** Start Exercise inputs **

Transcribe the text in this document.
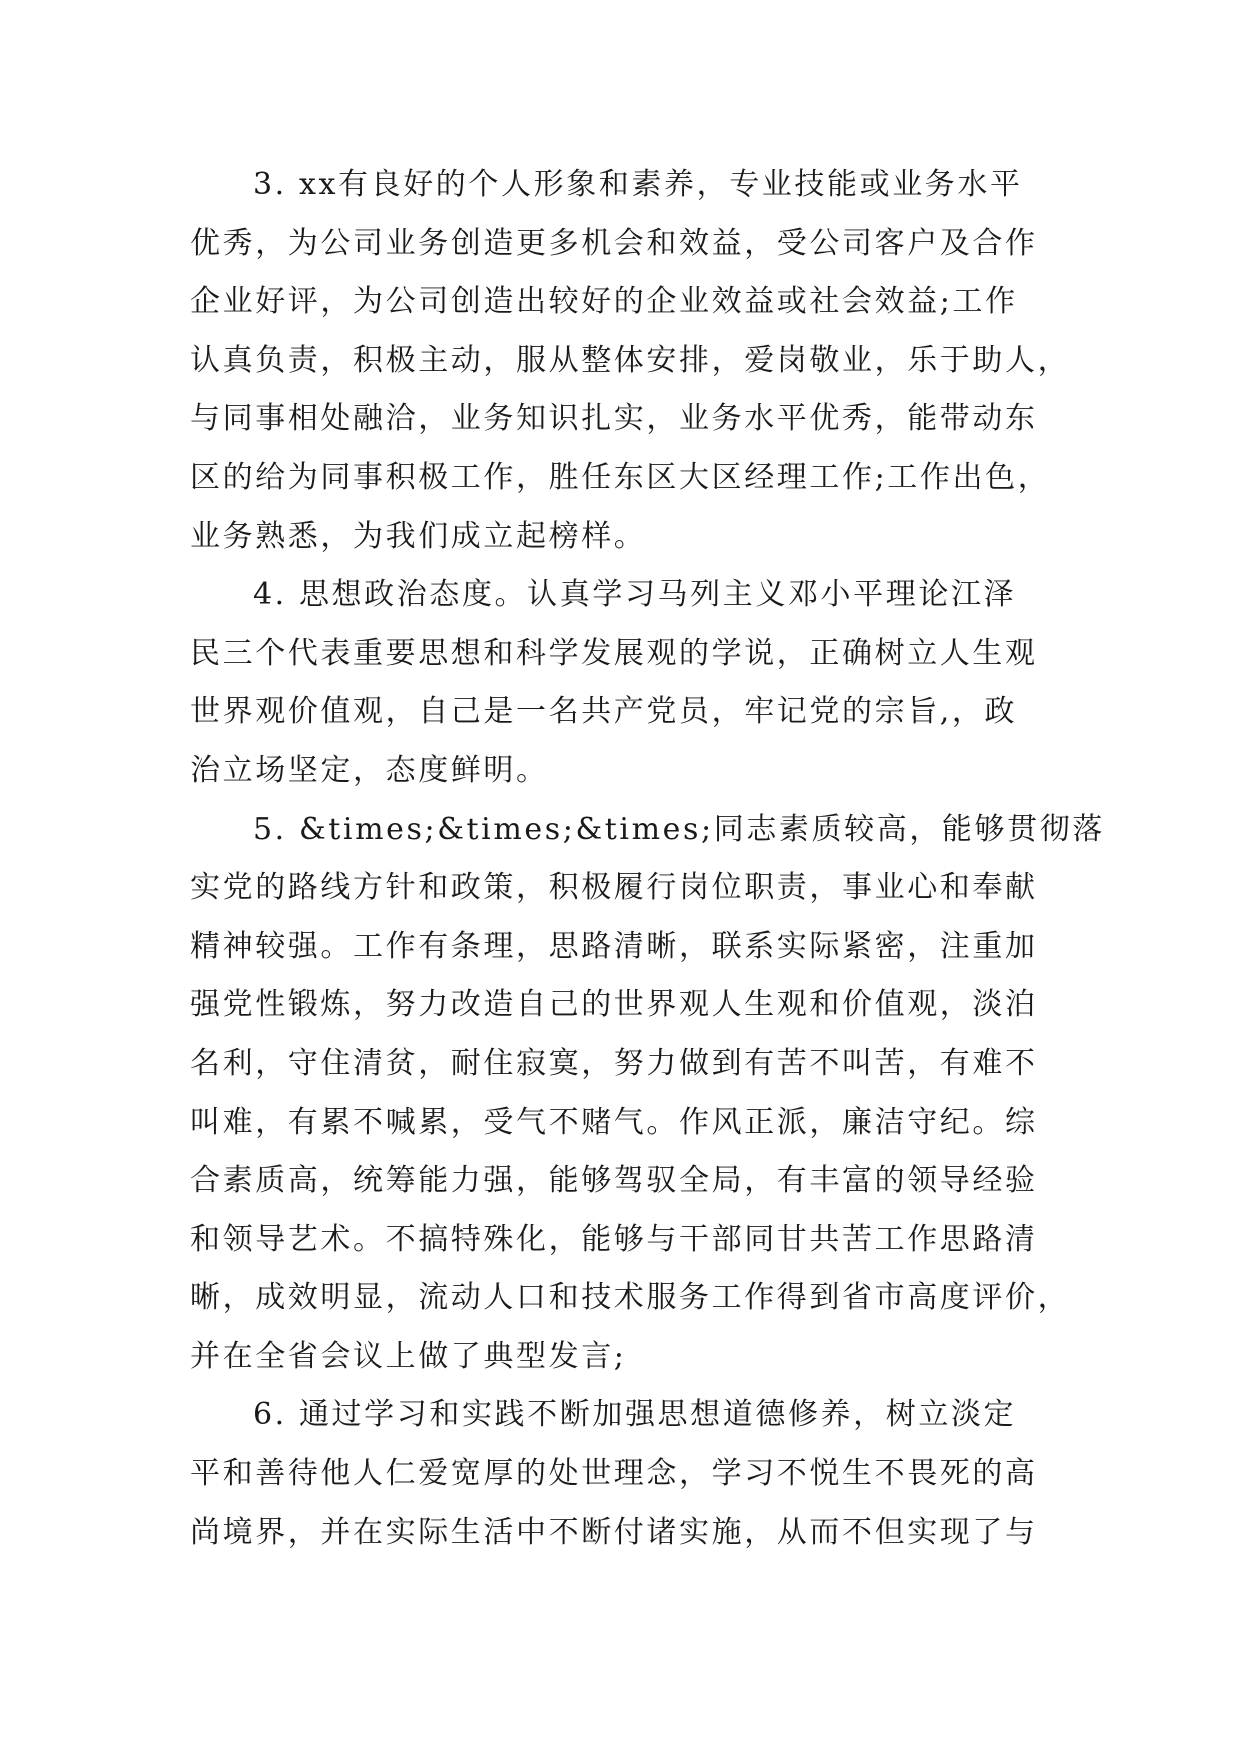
3. xx有良好的个人形象和素养，专业技能或业务水平
优秀，为公司业务创造更多机会和效益，受公司客户及合作
企业好评，为公司创造出较好的企业效益或社会效益;工作
认真负责，积极主动，服从整体安排，爱岗敬业，乐于助人，
与同事相处融洽，业务知识扎实，业务水平优秀，能带动东
区的给为同事积极工作，胜任东区大区经理工作;工作出色，
业务熟悉，为我们成立起榜样。

4. 思想政治态度。认真学习马列主义邓小平理论江泽
民三个代表重要思想和科学发展观的学说，正确树立人生观
世界观价值观，自己是一名共产党员，牢记党的宗旨,，政
治立场坚定，态度鲜明。

5. &times;&times;&times;同志素质较高，能够贯彻落
实党的路线方针和政策，积极履行岗位职责，事业心和奉献
精神较强。工作有条理，思路清晰，联系实际紧密，注重加
强党性锻炼，努力改造自己的世界观人生观和价值观，淡泊
名利，守住清贫，耐住寂寞，努力做到有苦不叫苦，有难不
叫难，有累不喊累，受气不赌气。作风正派，廉洁守纪。综
合素质高，统筹能力强，能够驾驭全局，有丰富的领导经验
和领导艺术。不搞特殊化，能够与干部同甘共苦工作思路清
晰，成效明显，流动人口和技术服务工作得到省市高度评价，
并在全省会议上做了典型发言;

6. 通过学习和实践不断加强思想道德修养，树立淡定
平和善待他人仁爱宽厚的处世理念，学习不悦生不畏死的高
尚境界，并在实际生活中不断付诸实施，从而不但实现了与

** End Exercise inputs **

## The request
Each line of the data should be quoted exactly, with pictures left out.

## Result
Transcribe the text in this document.
3. xx有良好的个人形象和素养，专业技能或业务水平
优秀，为公司业务创造更多机会和效益，受公司客户及合作
企业好评，为公司创造出较好的企业效益或社会效益;工作
认真负责，积极主动，服从整体安排，爱岗敬业，乐于助人，
与同事相处融洽，业务知识扎实，业务水平优秀，能带动东
区的给为同事积极工作，胜任东区大区经理工作;工作出色，
业务熟悉，为我们成立起榜样。

4. 思想政治态度。认真学习马列主义邓小平理论江泽
民三个代表重要思想和科学发展观的学说，正确树立人生观
世界观价值观，自己是一名共产党员，牢记党的宗旨,，政
治立场坚定，态度鲜明。

5. &times;&times;&times;同志素质较高，能够贯彻落
实党的路线方针和政策，积极履行岗位职责，事业心和奉献
精神较强。工作有条理，思路清晰，联系实际紧密，注重加
强党性锻炼，努力改造自己的世界观人生观和价值观，淡泊
名利，守住清贫，耐住寂寞，努力做到有苦不叫苦，有难不
叫难，有累不喊累，受气不赌气。作风正派，廉洁守纪。综
合素质高，统筹能力强，能够驾驭全局，有丰富的领导经验
和领导艺术。不搞特殊化，能够与干部同甘共苦工作思路清
晰，成效明显，流动人口和技术服务工作得到省市高度评价，
并在全省会议上做了典型发言;

6. 通过学习和实践不断加强思想道德修养，树立淡定
平和善待他人仁爱宽厚的处世理念，学习不悦生不畏死的高
尚境界，并在实际生活中不断付诸实施，从而不但实现了与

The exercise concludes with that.